## WHAT THE TASK REQUIRES
Repeat each record below exactly, dropping the pictures.

## SUPPLIED MATERIAL
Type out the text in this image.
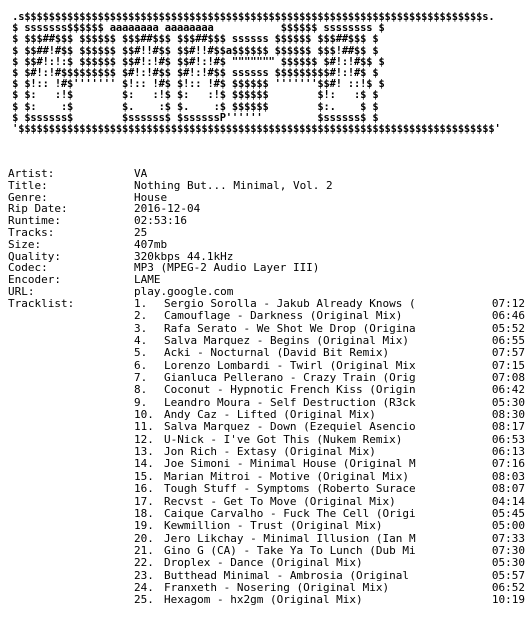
.s$$$$$$$$$$$$$$$$$$$$$$$$$$$$$$$$$$$$$$$$$$$$$$$$$$$$$$$$$$$$$$$$$$$$$$$$$$$s.
$ sssssss$$$$$$ aaaaaaaa aaaaaaaa           $$$$$$ ssssssss $
$ $$$##$$$ $$$$$$ $$$##$$$ $$$##$$$ ssssss $$$$$$ $$$##$$$ $
$ $$##!#$$ $$$$$$ $$#!!#$$ $$#!!#$$a$$$$$$ $$$$$$ $$$!##$$ $
$ $$#!:!:$ $$$$$$ $$#!:!#$ $$#!:!#$ """"""" $$$$$$ $#!:!#$$ $
$ $#!:!#$$$$$$$$$ $#!:!#$$ $#!:!#$$ ssssss $$$$$$$$$#!:!#$ $
$ $!:: !#$''''''' $!:: !#$ $!:: !#$ $$$$$$ '''''''$$#! ::!$ $
$ $:   :!$        $:   :!$ $:   :!$ $$$$$$        $!:   :$ $
$ $:    :$        $.    :$ $.    :$ $$$$$$        $:.    $ $
$ $ssssss$        $ssssss$ $ssssssP''''''         $ssssss$ $
'$$$$$$$$$$$$$$$$$$$$$$$$$$$$$$$$$$$$$$$$$$$$$$$$$$$$$$$$$$$$$$$$$$$$$$$$$$$$$$'
Artist:	VA
Title:	Nothing But... Minimal, Vol. 2
Genre:	House
Rip Date:	2016-12-04
Runtime:	02:53:16
Tracks:	25
Size:	407mb
Quality:	320kbps 44.1kHz
Codec:	MP3 (MPEG-2 Audio Layer III)
Encoder:	LAME
URL:	play.google.com
Tracklist:	1.	Sergio Sorolla - Jakub Already Knows (	07:12
2.	Camouflage - Darkness (Original Mix)	06:46
3.	Rafa Serato - We Shot We Drop (Origina	05:52
4.	Salva Marquez - Begins (Original Mix)	06:55
5.	Acki - Nocturnal (David Bit Remix)	07:57
6.	Lorenzo Lombardi - Twirl (Original Mix	07:15
7.	Gianluca Pellerano - Crazy Train (Orig	07:08
8.	Coconut - Hypnotic French Kiss (Origin	06:42
9.	Leandro Moura - Self Destruction (R3ck	05:30
10. Andy Caz - Lifted (Original Mix)	08:30
11. Salva Marquez - Down (Ezequiel Asencio	08:17
12. U-Nick - I've Got This (Nukem Remix)	06:53
13. Jon Rich - Extasy (Original Mix)	06:13
14. Joe Simoni - Minimal House (Original M	07:16
15. Marian Mitroi - Motive (Original Mix)	08:03
16. Tough Stuff - Symptoms (Roberto Surace	08:07
17. Recvst - Get To Move (Original Mix)	04:14
18. Caique Carvalho - Fuck The Cell (Origi	05:45
19. Kewmillion - Trust (Original Mix)	05:00
20. Jero Likchay - Minimal Illusion (Ian M	07:33
21. Gino G (CA) - Take Ya To Lunch (Dub Mi	07:30
22. Droplex - Dance (Original Mix)	05:30
23. Butthead Minimal - Ambrosia (Original	05:57
24. Franxeth - Nosering (Original Mix)	06:52
25. Hexagom - hx2gm (Original Mix)	10:19
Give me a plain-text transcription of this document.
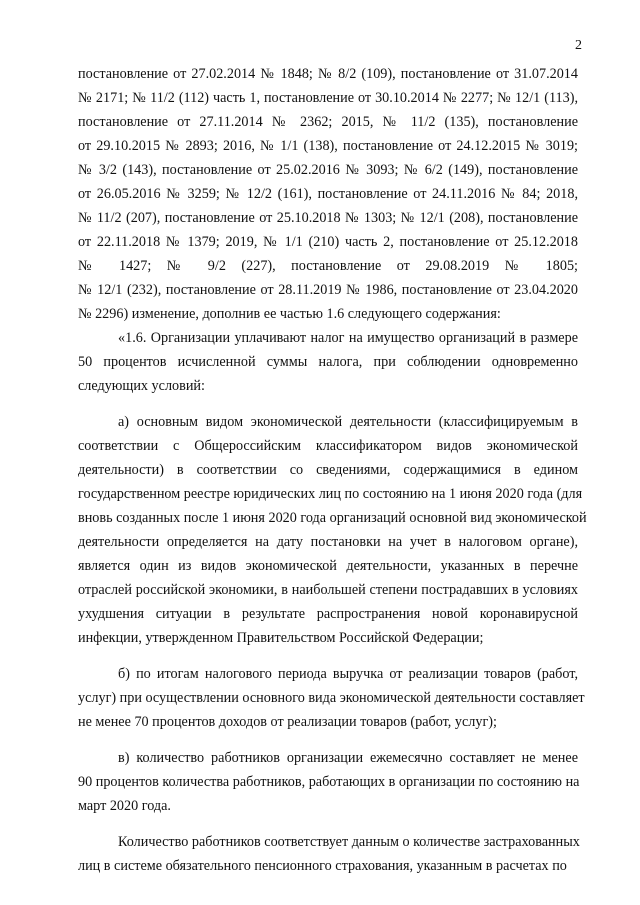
2
постановление от 27.02.2014 № 1848; № 8/2 (109), постановление от 31.07.2014
№ 2171; № 11/2 (112) часть 1, постановление от 30.10.2014 № 2277; № 12/1 (113),
постановление от 27.11.2014 № 2362; 2015, № 11/2 (135), постановление
от 29.10.2015 № 2893; 2016, № 1/1 (138), постановление от 24.12.2015 № 3019;
№ 3/2 (143), постановление от 25.02.2016 № 3093; № 6/2 (149), постановление
от 26.05.2016 № 3259; № 12/2 (161), постановление от 24.11.2016 № 84; 2018,
№ 11/2 (207), постановление от 25.10.2018 № 1303; № 12/1 (208), постановление
от 22.11.2018 № 1379; 2019, № 1/1 (210) часть 2, постановление от 25.12.2018
№ 1427; № 9/2 (227), постановление от 29.08.2019 № 1805;
№ 12/1 (232), постановление от 28.11.2019 № 1986, постановление от 23.04.2020
№ 2296) изменение, дополнив ее частью 1.6 следующего содержания:
«1.6. Организации уплачивают налог на имущество организаций в размере
50 процентов исчисленной суммы налога, при соблюдении одновременно
следующих условий:
а) основным видом экономической деятельности (классифицируемым в
соответствии с Общероссийским классификатором видов экономической
деятельности) в соответствии со сведениями, содержащимися в едином
государственном реестре юридических лиц по состоянию на 1 июня 2020 года (для
вновь созданных после 1 июня 2020 года организаций основной вид экономической
деятельности определяется на дату постановки на учет в налоговом органе),
является один из видов экономической деятельности, указанных в перечне
отраслей российской экономики, в наибольшей степени пострадавших в условиях
ухудшения ситуации в результате распространения новой коронавирусной
инфекции, утвержденном Правительством Российской Федерации;
б) по итогам налогового периода выручка от реализации товаров (работ,
услуг) при осуществлении основного вида экономической деятельности составляет
не менее 70 процентов доходов от реализации товаров (работ, услуг);
в) количество работников организации ежемесячно составляет не менее
90 процентов количества работников, работающих в организации по состоянию на
март 2020 года.
Количество работников соответствует данным о количестве застрахованных
лиц в системе обязательного пенсионного страхования, указанным в расчетах по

## RESPONSE
Type out the text in this image.
.s$$$$$$$$$$$$$$$$$$$$$$$$$$$$$$$$$$$$$$$$$$$$$$$$$$$$$$$$$$$$$$$$$$$$$$$$$$$s.
$ sssssss$$$$$$ aaaaaaaa aaaaaaaa           $$$$$$ ssssssss $
$ $$$##$$$ $$$$$$ $$$##$$$ $$$##$$$ ssssss $$$$$$ $$$##$$$ $
$ $$##!#$$ $$$$$$ $$#!!#$$ $$#!!#$$a$$$$$$ $$$$$$ $$$!##$$ $
$ $$#!:!:$ $$$$$$ $$#!:!#$ $$#!:!#$ """"""" $$$$$$ $#!:!#$$ $
$ $#!:!#$$$$$$$$$ $#!:!#$$ $#!:!#$$ ssssss $$$$$$$$$#!:!#$ $
$ $!:: !#$''''''' $!:: !#$ $!:: !#$ $$$$$$ '''''''$$#! ::!$ $
$ $:   :!$        $:   :!$ $:   :!$ $$$$$$        $!:   :$ $
$ $:    :$        $.    :$ $.    :$ $$$$$$        $:.    $ $
$ $ssssss$        $ssssss$ $ssssssP''''''         $ssssss$ $
'$$$$$$$$$$$$$$$$$$$$$$$$$$$$$$$$$$$$$$$$$$$$$$$$$$$$$$$$$$$$$$$$$$$$$$$$$$$$$$'
Artist:	VA
Title:	Nothing But... Minimal, Vol. 2
Genre:	House
Rip Date:	2016-12-04
Runtime:	02:53:16
Tracks:	25
Size:	407mb
Quality:	320kbps 44.1kHz
Codec:	MP3 (MPEG-2 Audio Layer III)
Encoder:	LAME
URL:	play.google.com
Tracklist:	1.	Sergio Sorolla - Jakub Already Knows (	07:12
2.	Camouflage - Darkness (Original Mix)	06:46
3.	Rafa Serato - We Shot We Drop (Origina	05:52
4.	Salva Marquez - Begins (Original Mix)	06:55
5.	Acki - Nocturnal (David Bit Remix)	07:57
6.	Lorenzo Lombardi - Twirl (Original Mix	07:15
7.	Gianluca Pellerano - Crazy Train (Orig	07:08
8.	Coconut - Hypnotic French Kiss (Origin	06:42
9.	Leandro Moura - Self Destruction (R3ck	05:30
10. Andy Caz - Lifted (Original Mix)	08:30
11. Salva Marquez - Down (Ezequiel Asencio	08:17
12. U-Nick - I've Got This (Nukem Remix)	06:53
13. Jon Rich - Extasy (Original Mix)	06:13
14. Joe Simoni - Minimal House (Original M	07:16
15. Marian Mitroi - Motive (Original Mix)	08:03
16. Tough Stuff - Symptoms (Roberto Surace	08:07
17. Recvst - Get To Move (Original Mix)	04:14
18. Caique Carvalho - Fuck The Cell (Origi	05:45
19. Kewmillion - Trust (Original Mix)	05:00
20. Jero Likchay - Minimal Illusion (Ian M	07:33
21. Gino G (CA) - Take Ya To Lunch (Dub Mi	07:30
22. Droplex - Dance (Original Mix)	05:30
23. Butthead Minimal - Ambrosia (Original	05:57
24. Franxeth - Nosering (Original Mix)	06:52
25. Hexagom - hx2gm (Original Mix)	10:19
Give me a plain-text transcription of this document.
2
постановление от 27.02.2014 № 1848; № 8/2 (109), постановление от 31.07.2014
№ 2171; № 11/2 (112) часть 1, постановление от 30.10.2014 № 2277; № 12/1 (113),
постановление от 27.11.2014 № 2362; 2015, № 11/2 (135), постановление
от 29.10.2015 № 2893; 2016, № 1/1 (138), постановление от 24.12.2015 № 3019;
№ 3/2 (143), постановление от 25.02.2016 № 3093; № 6/2 (149), постановление
от 26.05.2016 № 3259; № 12/2 (161), постановление от 24.11.2016 № 84; 2018,
№ 11/2 (207), постановление от 25.10.2018 № 1303; № 12/1 (208), постановление
от 22.11.2018 № 1379; 2019, № 1/1 (210) часть 2, постановление от 25.12.2018
№ 1427; № 9/2 (227), постановление от 29.08.2019 № 1805;
№ 12/1 (232), постановление от 28.11.2019 № 1986, постановление от 23.04.2020
№ 2296) изменение, дополнив ее частью 1.6 следующего содержания:
«1.6. Организации уплачивают налог на имущество организаций в размере
50 процентов исчисленной суммы налога, при соблюдении одновременно
следующих условий:
а) основным видом экономической деятельности (классифицируемым в
соответствии с Общероссийским классификатором видов экономической
деятельности) в соответствии со сведениями, содержащимися в едином
государственном реестре юридических лиц по состоянию на 1 июня 2020 года (для
вновь созданных после 1 июня 2020 года организаций основной вид экономической
деятельности определяется на дату постановки на учет в налоговом органе),
является один из видов экономической деятельности, указанных в перечне
отраслей российской экономики, в наибольшей степени пострадавших в условиях
ухудшения ситуации в результате распространения новой коронавирусной
инфекции, утвержденном Правительством Российской Федерации;
б) по итогам налогового периода выручка от реализации товаров (работ,
услуг) при осуществлении основного вида экономической деятельности составляет
не менее 70 процентов доходов от реализации товаров (работ, услуг);
в) количество работников организации ежемесячно составляет не менее
90 процентов количества работников, работающих в организации по состоянию на
март 2020 года.
Количество работников соответствует данным о количестве застрахованных
лиц в системе обязательного пенсионного страхования, указанным в расчетах по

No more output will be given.